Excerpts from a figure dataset
»»
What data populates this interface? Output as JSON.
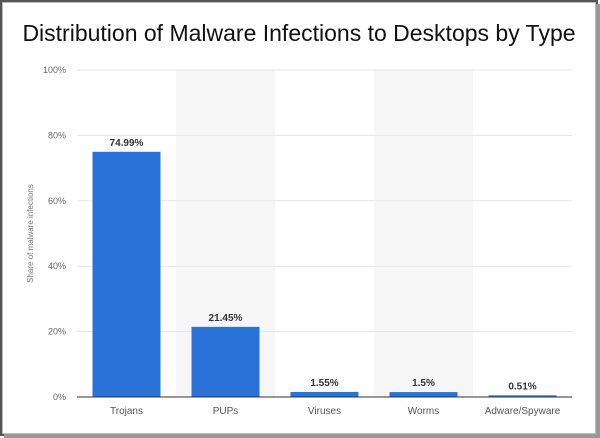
{
  "chart_data": {
    "type": "bar",
    "title": "Distribution of Malware Infections to Desktops by Type",
    "xlabel": "",
    "ylabel": "Share of malware infections",
    "categories": [
      "Trojans",
      "PUPs",
      "Viruses",
      "Worms",
      "Adware/Spyware"
    ],
    "values": [
      74.99,
      21.45,
      1.55,
      1.5,
      0.51
    ],
    "data_labels": [
      "74.99%",
      "21.45%",
      "1.55%",
      "1.5%",
      "0.51%"
    ],
    "ylim": [
      0,
      100
    ],
    "yticks": [
      "0%",
      "20%",
      "40%",
      "60%",
      "80%",
      "100%"
    ],
    "grid": true,
    "bar_color": "#2a72d8"
  }
}
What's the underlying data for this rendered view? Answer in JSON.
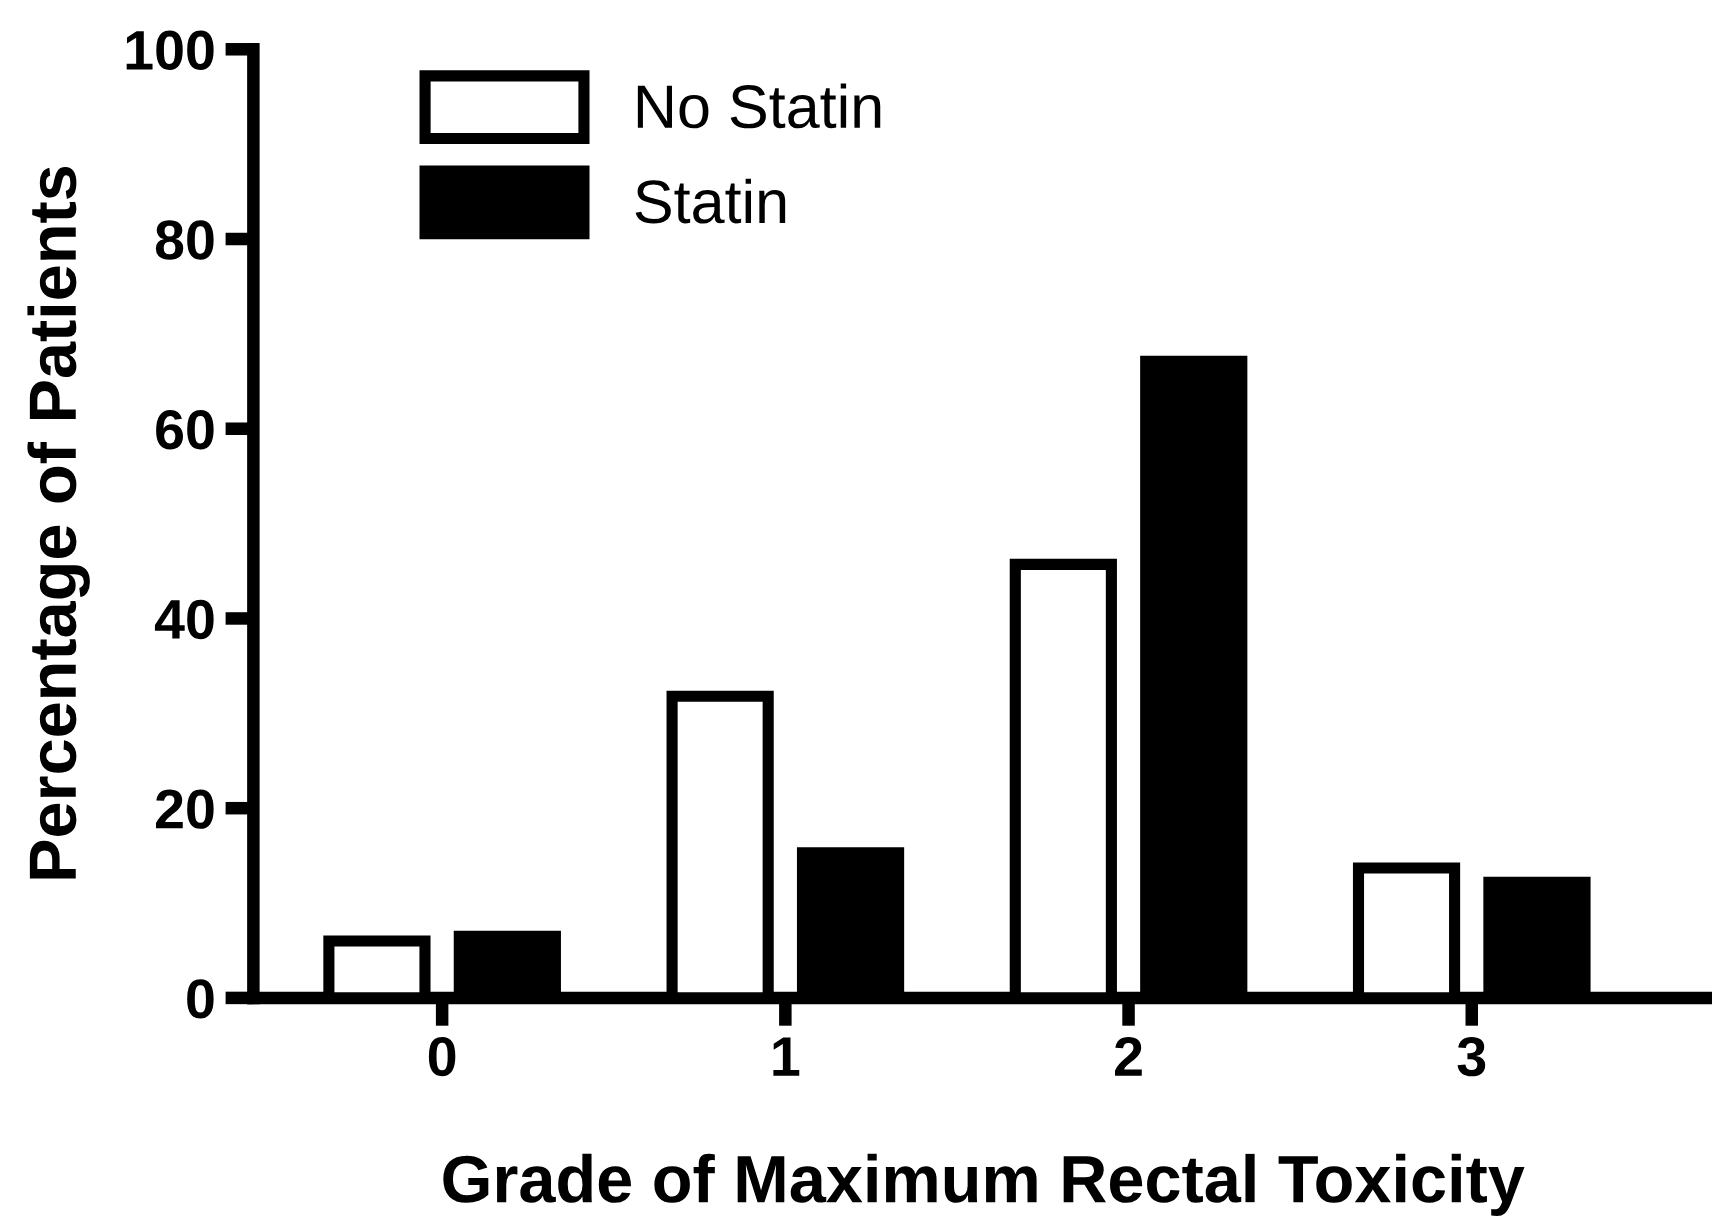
««
**WHAT THE TASK ASKS:**
Could you output the full set of entries exactly, skipping every picture?

**SOLUTION:**
What data populates this interface? Output as JSON.
{
  "chart_data": {
    "type": "bar",
    "title": "Distribution of Malware Infections to Desktops by Type",
    "xlabel": "",
    "ylabel": "Share of malware infections",
    "categories": [
      "Trojans",
      "PUPs",
      "Viruses",
      "Worms",
      "Adware/Spyware"
    ],
    "values": [
      74.99,
      21.45,
      1.55,
      1.5,
      0.51
    ],
    "data_labels": [
      "74.99%",
      "21.45%",
      "1.55%",
      "1.5%",
      "0.51%"
    ],
    "ylim": [
      0,
      100
    ],
    "yticks": [
      "0%",
      "20%",
      "40%",
      "60%",
      "80%",
      "100%"
    ],
    "grid": true,
    "bar_color": "#2a72d8"
  }
}
What's the underlying data for this rendered view? Answer in JSON.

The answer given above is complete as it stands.